> _What is required_
Spot every line with the word "this" and return it.

___ Entries supplied ___

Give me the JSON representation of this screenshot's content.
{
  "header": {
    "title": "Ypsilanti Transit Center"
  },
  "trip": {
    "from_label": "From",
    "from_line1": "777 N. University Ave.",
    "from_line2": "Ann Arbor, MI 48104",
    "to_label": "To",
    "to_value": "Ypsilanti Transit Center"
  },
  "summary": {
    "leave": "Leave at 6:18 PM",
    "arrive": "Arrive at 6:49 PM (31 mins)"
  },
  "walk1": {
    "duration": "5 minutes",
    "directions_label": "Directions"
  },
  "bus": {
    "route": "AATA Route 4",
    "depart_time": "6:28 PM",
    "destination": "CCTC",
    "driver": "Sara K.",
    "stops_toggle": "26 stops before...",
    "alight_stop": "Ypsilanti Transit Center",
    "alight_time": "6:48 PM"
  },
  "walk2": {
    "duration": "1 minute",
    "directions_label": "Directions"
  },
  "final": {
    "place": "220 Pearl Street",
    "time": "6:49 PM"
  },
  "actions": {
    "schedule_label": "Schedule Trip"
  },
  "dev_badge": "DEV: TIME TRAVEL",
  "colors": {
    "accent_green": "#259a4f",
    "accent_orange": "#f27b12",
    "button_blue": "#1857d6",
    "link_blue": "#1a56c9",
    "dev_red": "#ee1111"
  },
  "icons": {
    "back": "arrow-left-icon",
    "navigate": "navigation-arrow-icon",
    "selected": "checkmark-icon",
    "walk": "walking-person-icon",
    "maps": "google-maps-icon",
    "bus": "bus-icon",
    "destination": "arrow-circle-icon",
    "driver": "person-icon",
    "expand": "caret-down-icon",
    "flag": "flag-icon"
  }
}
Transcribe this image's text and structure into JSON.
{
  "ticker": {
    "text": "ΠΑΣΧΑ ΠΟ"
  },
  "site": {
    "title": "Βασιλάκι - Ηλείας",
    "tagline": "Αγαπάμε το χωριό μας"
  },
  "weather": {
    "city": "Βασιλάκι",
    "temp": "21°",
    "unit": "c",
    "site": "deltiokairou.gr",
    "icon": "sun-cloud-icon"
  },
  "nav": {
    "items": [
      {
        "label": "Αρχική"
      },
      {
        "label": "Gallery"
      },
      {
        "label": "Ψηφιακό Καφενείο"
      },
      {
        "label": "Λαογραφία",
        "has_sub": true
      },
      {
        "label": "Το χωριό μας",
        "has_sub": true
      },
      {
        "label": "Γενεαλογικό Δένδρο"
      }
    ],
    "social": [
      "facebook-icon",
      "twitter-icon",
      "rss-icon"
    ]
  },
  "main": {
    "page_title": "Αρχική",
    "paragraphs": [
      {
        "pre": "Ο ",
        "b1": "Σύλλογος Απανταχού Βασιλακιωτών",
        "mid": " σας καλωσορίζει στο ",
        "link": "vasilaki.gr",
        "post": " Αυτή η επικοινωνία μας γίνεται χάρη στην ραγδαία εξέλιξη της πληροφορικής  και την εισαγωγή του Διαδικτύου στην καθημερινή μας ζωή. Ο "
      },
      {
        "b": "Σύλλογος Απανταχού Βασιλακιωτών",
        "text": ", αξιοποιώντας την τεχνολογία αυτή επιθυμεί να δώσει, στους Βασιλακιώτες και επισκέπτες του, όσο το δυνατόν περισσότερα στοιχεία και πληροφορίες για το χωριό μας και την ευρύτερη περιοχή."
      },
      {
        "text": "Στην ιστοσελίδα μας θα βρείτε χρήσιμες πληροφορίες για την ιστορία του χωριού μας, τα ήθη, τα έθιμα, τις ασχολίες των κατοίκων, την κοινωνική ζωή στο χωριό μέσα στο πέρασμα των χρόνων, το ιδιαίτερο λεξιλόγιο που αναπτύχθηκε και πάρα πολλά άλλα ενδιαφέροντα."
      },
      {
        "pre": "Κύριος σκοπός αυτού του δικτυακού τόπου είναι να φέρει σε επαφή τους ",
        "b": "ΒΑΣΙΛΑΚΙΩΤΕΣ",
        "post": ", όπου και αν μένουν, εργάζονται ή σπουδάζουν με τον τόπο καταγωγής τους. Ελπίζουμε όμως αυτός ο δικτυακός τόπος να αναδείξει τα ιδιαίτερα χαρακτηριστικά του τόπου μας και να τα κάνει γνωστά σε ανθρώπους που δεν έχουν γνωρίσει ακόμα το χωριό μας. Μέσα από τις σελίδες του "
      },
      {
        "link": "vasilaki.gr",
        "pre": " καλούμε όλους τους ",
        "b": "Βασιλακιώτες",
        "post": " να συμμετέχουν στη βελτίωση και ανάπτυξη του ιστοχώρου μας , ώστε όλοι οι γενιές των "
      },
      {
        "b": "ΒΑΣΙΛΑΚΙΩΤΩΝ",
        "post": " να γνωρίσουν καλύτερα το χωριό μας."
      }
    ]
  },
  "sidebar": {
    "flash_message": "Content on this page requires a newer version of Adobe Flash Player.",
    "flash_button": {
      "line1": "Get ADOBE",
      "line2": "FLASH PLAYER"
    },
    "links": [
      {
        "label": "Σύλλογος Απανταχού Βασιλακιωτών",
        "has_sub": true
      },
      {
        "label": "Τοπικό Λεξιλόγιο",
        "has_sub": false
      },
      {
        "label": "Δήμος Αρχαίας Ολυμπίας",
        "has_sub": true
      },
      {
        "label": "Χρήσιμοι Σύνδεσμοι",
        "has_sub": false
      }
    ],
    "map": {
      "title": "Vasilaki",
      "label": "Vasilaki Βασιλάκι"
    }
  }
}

___

> _Solution below_
Give me the JSON representation of this screenshot's content.
Transcribe this image's text and structure into JSON.
    "flash_message": "Content on this page requires a newer version of Adobe Flash Player.",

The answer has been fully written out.